:: Recorded data ::
— Start —

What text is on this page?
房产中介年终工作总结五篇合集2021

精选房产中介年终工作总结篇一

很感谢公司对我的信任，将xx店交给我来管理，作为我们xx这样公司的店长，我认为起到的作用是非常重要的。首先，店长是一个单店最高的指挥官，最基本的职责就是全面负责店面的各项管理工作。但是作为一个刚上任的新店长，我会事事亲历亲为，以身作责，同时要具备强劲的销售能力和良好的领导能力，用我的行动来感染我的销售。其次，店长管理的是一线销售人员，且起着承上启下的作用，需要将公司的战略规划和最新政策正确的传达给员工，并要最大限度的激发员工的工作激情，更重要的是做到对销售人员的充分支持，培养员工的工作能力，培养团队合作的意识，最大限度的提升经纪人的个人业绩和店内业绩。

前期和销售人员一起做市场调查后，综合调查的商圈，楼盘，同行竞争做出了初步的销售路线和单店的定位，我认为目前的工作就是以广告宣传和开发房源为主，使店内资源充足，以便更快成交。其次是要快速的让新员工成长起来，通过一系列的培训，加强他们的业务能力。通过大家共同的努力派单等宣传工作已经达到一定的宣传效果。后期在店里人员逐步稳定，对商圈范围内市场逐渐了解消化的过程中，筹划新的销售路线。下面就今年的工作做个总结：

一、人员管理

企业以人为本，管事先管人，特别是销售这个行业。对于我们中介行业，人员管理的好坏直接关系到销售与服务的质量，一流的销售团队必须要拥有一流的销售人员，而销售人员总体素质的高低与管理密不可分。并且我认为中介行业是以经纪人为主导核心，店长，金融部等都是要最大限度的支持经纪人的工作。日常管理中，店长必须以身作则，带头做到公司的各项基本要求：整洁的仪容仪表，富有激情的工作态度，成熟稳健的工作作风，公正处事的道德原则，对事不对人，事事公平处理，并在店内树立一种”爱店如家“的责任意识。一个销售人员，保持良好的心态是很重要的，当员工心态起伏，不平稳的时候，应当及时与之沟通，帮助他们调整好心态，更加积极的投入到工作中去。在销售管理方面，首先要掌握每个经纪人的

— End —

:: Instructions to follow ::
Exactly reproduce every line of the records.

:: Finished exercise ::
What text is on this page?
房产中介年终工作总结五篇合集2021

精选房产中介年终工作总结篇一

很感谢公司对我的信任，将xx店交给我来管理，作为我们xx这样公司的店长，我认为起到的作用是非常重要的。首先，店长是一个单店最高的指挥官，最基本的职责就是全面负责店面的各项管理工作。但是作为一个刚上任的新店长，我会事事亲历亲为，以身作责，同时要具备强劲的销售能力和良好的领导能力，用我的行动来感染我的销售。其次，店长管理的是一线销售人员，且起着承上启下的作用，需要将公司的战略规划和最新政策正确的传达给员工，并要最大限度的激发员工的工作激情，更重要的是做到对销售人员的充分支持，培养员工的工作能力，培养团队合作的意识，最大限度的提升经纪人的个人业绩和店内业绩。

前期和销售人员一起做市场调查后，综合调查的商圈，楼盘，同行竞争做出了初步的销售路线和单店的定位，我认为目前的工作就是以广告宣传和开发房源为主，使店内资源充足，以便更快成交。其次是要快速的让新员工成长起来，通过一系列的培训，加强他们的业务能力。通过大家共同的努力派单等宣传工作已经达到一定的宣传效果。后期在店里人员逐步稳定，对商圈范围内市场逐渐了解消化的过程中，筹划新的销售路线。下面就今年的工作做个总结：

一、人员管理

企业以人为本，管事先管人，特别是销售这个行业。对于我们中介行业，人员管理的好坏直接关系到销售与服务的质量，一流的销售团队必须要拥有一流的销售人员，而销售人员总体素质的高低与管理密不可分。并且我认为中介行业是以经纪人为主导核心，店长，金融部等都是要最大限度的支持经纪人的工作。日常管理中，店长必须以身作则，带头做到公司的各项基本要求：整洁的仪容仪表，富有激情的工作态度，成熟稳健的工作作风，公正处事的道德原则，对事不对人，事事公平处理，并在店内树立一种”爱店如家“的责任意识。一个销售人员，保持良好的心态是很重要的，当员工心态起伏，不平稳的时候，应当及时与之沟通，帮助他们调整好心态，更加积极的投入到工作中去。在销售管理方面，首先要掌握每个经纪人的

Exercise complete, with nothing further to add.